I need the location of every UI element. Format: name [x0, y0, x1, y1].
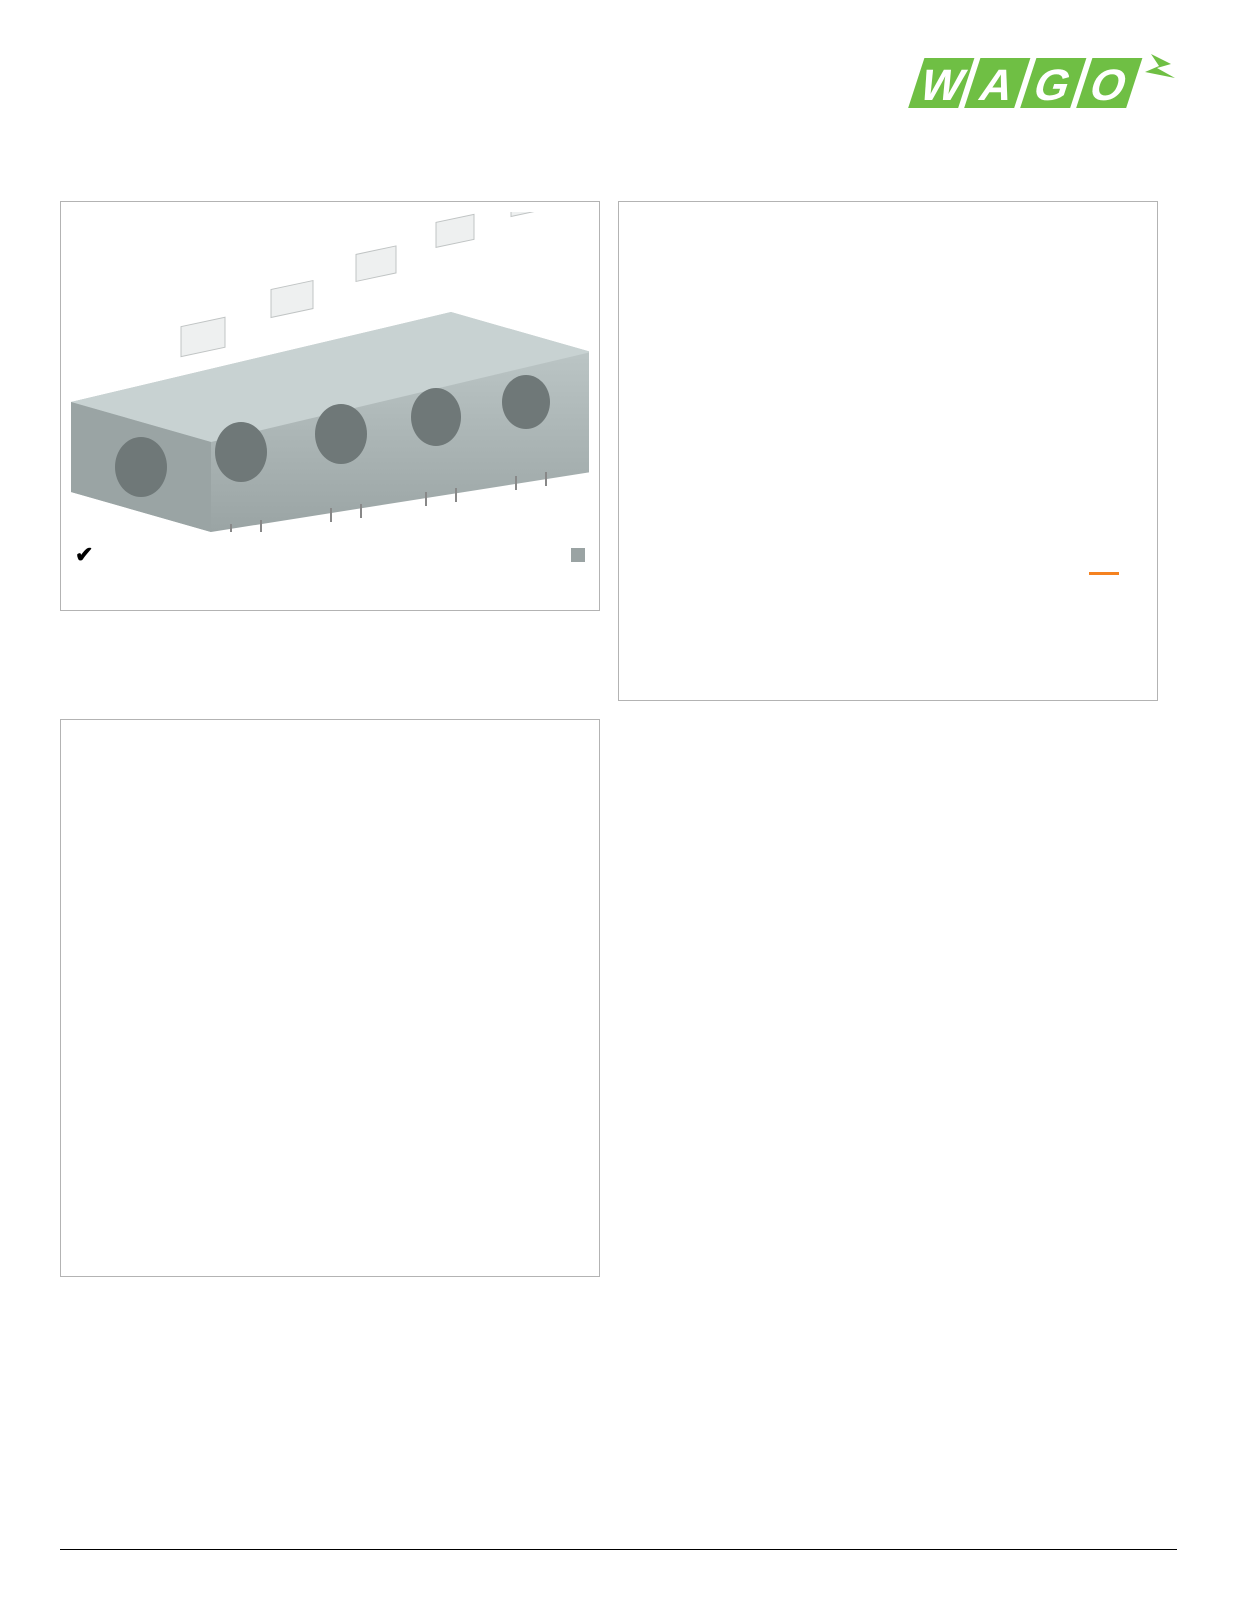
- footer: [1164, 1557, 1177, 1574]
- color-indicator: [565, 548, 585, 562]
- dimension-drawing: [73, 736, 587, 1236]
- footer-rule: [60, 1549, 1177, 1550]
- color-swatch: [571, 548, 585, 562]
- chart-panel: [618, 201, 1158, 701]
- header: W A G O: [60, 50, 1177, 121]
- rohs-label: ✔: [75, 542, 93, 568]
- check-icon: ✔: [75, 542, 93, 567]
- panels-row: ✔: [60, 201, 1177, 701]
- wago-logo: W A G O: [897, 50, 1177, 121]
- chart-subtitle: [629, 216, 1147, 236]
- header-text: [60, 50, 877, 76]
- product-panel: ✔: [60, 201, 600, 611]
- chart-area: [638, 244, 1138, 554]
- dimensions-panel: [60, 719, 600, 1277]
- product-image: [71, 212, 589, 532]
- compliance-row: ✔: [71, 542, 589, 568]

Your task:
Reproduce every row above word for word, omitting the picture.

Task output:
I need the location of every UI element. Format: name [x0, y0, x1, y1].
- footer: [1164, 1557, 1177, 1574]
- color-indicator: [565, 548, 585, 562]
- dimension-drawing: [73, 736, 587, 1236]
- footer-rule: [60, 1549, 1177, 1550]
- color-swatch: [571, 548, 585, 562]
- chart-panel: [618, 201, 1158, 701]
- header: W A G O: [60, 50, 1177, 121]
- rohs-label: ✔: [75, 542, 93, 568]
- check-icon: ✔: [75, 542, 93, 567]
- panels-row: ✔: [60, 201, 1177, 701]
- wago-logo: W A G O: [897, 50, 1177, 121]
- chart-subtitle: [629, 216, 1147, 236]
- header-text: [60, 50, 877, 76]
- product-panel: ✔: [60, 201, 600, 611]
- chart-area: [638, 244, 1138, 554]
- dimensions-panel: [60, 719, 600, 1277]
- product-image: [71, 212, 589, 532]
- compliance-row: ✔: [71, 542, 589, 568]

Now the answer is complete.